Task: Work through the entries below and report how many lines include "против". The number alone is the answer.

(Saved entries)
***

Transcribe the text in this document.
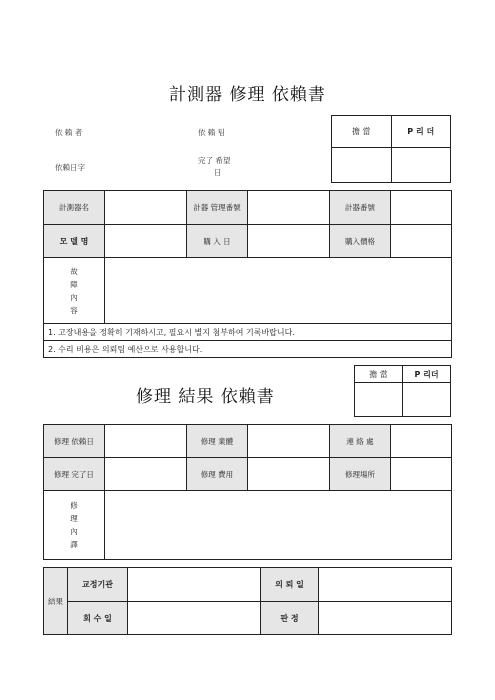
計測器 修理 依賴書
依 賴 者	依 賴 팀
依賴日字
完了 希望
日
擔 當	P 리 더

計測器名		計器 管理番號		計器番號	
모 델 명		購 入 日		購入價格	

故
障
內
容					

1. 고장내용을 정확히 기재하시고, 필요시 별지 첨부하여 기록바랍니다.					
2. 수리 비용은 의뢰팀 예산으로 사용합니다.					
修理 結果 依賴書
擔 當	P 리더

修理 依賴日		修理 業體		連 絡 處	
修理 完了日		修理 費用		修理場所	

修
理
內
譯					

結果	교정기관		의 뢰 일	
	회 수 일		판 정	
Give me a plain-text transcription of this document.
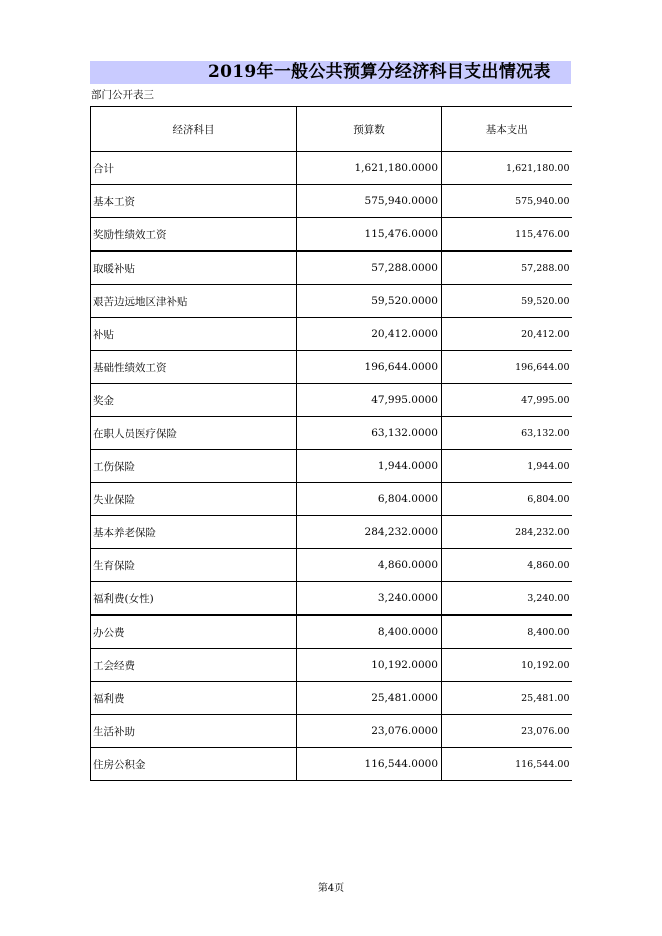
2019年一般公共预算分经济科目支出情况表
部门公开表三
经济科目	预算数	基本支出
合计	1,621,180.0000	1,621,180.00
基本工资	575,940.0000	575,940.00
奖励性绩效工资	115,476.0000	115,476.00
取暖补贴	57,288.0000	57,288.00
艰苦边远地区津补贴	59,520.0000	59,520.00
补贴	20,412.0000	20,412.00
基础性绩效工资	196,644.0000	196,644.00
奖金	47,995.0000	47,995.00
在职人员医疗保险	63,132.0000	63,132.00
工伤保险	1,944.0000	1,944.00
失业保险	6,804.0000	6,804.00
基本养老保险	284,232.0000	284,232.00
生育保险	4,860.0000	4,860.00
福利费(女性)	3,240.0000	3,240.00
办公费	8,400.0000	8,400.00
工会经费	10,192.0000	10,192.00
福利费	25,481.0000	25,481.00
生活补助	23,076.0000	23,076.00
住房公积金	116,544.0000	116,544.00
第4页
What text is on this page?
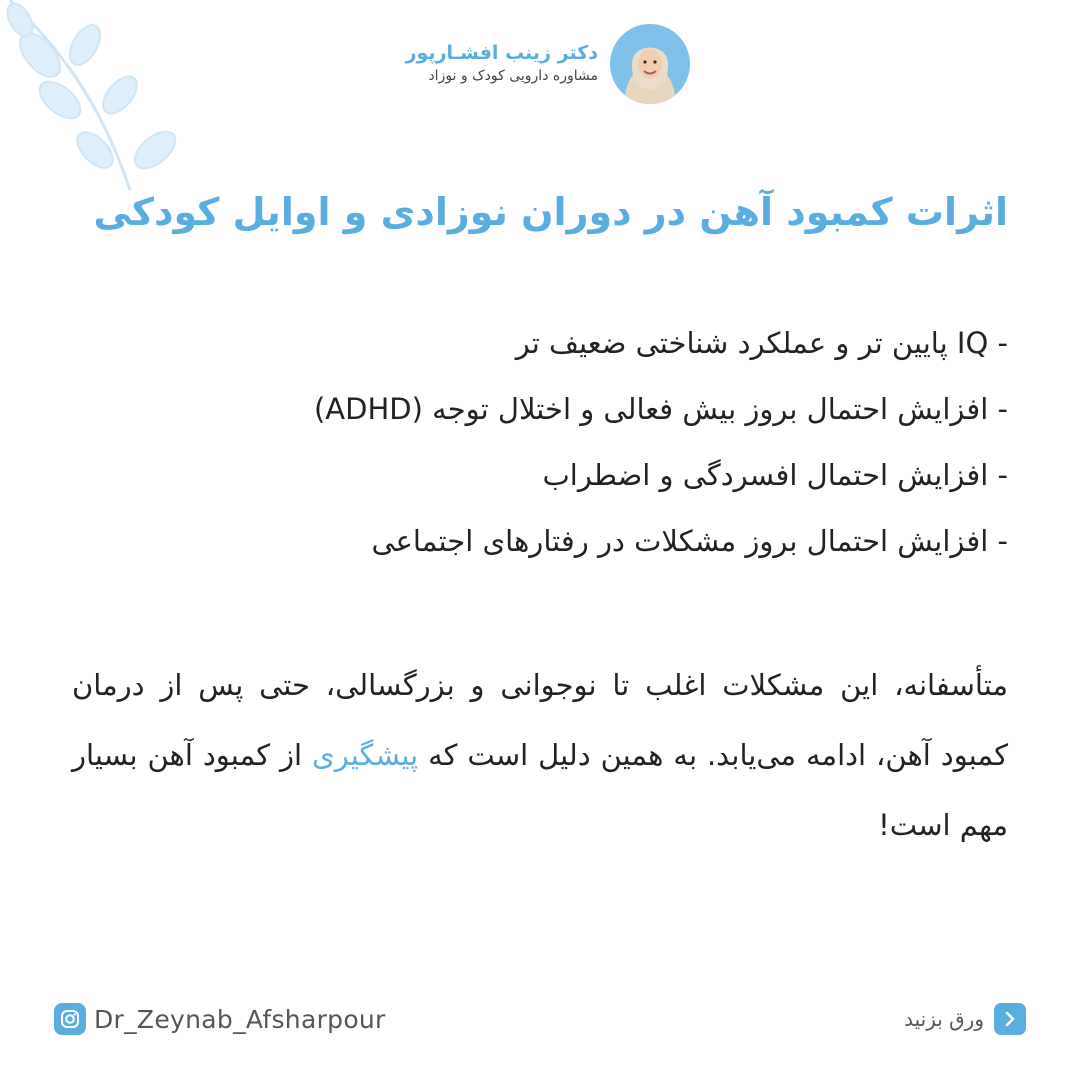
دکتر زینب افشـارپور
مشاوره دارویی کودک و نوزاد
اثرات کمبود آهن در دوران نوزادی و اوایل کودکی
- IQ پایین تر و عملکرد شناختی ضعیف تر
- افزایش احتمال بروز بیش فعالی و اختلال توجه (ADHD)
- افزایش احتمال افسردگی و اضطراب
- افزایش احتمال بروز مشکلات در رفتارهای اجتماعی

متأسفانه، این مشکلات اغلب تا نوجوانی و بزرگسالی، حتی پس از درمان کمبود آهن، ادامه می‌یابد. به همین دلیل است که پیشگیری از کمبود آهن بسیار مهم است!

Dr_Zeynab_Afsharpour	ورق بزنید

***

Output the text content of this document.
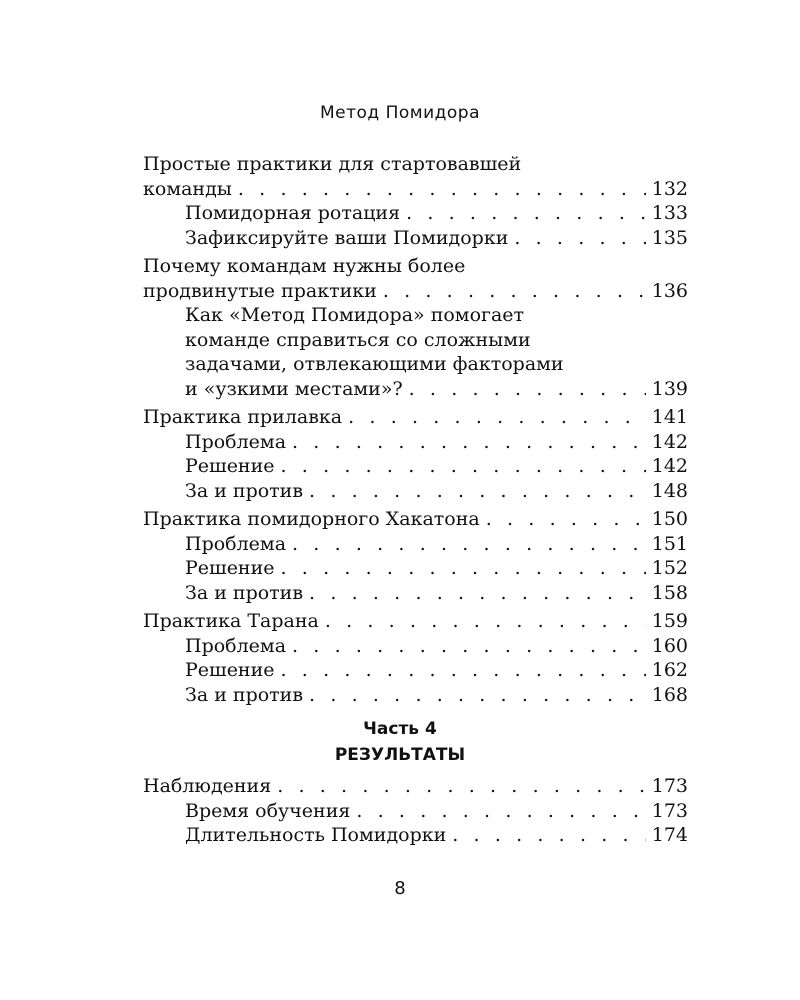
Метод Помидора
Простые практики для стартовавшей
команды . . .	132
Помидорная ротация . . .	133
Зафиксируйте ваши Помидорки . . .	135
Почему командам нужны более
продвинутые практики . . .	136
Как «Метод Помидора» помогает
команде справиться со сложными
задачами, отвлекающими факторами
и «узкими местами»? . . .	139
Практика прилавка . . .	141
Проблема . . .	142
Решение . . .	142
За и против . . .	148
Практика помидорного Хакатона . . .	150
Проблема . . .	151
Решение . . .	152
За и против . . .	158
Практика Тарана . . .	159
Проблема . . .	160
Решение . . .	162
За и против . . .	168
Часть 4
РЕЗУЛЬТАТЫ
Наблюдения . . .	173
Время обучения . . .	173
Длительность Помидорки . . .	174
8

***

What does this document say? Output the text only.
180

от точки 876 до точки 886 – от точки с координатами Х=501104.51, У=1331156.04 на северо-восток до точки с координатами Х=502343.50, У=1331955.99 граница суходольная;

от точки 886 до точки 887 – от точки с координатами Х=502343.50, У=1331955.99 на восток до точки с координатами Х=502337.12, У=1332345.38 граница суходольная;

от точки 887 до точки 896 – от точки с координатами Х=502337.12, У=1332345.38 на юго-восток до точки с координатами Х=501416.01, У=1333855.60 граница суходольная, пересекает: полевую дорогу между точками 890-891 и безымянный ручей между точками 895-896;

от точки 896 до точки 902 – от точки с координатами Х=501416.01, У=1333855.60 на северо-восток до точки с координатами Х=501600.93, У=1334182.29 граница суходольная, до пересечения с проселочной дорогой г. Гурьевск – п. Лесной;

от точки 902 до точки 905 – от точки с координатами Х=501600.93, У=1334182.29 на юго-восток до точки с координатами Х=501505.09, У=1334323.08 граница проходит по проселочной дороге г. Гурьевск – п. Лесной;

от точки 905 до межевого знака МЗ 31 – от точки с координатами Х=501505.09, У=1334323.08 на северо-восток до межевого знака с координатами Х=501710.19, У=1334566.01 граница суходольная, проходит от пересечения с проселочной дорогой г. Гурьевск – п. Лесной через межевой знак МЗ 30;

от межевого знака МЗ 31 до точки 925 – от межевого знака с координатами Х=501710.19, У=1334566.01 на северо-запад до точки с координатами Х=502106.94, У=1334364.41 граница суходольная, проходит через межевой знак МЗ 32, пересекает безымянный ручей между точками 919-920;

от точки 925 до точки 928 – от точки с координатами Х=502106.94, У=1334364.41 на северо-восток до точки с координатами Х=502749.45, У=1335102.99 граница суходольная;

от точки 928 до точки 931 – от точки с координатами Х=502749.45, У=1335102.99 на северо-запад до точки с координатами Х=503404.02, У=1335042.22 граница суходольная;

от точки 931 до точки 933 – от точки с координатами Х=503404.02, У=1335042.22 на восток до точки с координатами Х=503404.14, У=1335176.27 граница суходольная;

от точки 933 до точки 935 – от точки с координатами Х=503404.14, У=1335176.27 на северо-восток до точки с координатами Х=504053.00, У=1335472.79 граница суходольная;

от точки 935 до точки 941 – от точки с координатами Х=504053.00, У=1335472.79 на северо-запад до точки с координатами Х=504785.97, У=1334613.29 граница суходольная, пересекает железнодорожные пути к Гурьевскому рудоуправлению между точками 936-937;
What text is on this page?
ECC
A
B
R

***

The output: 3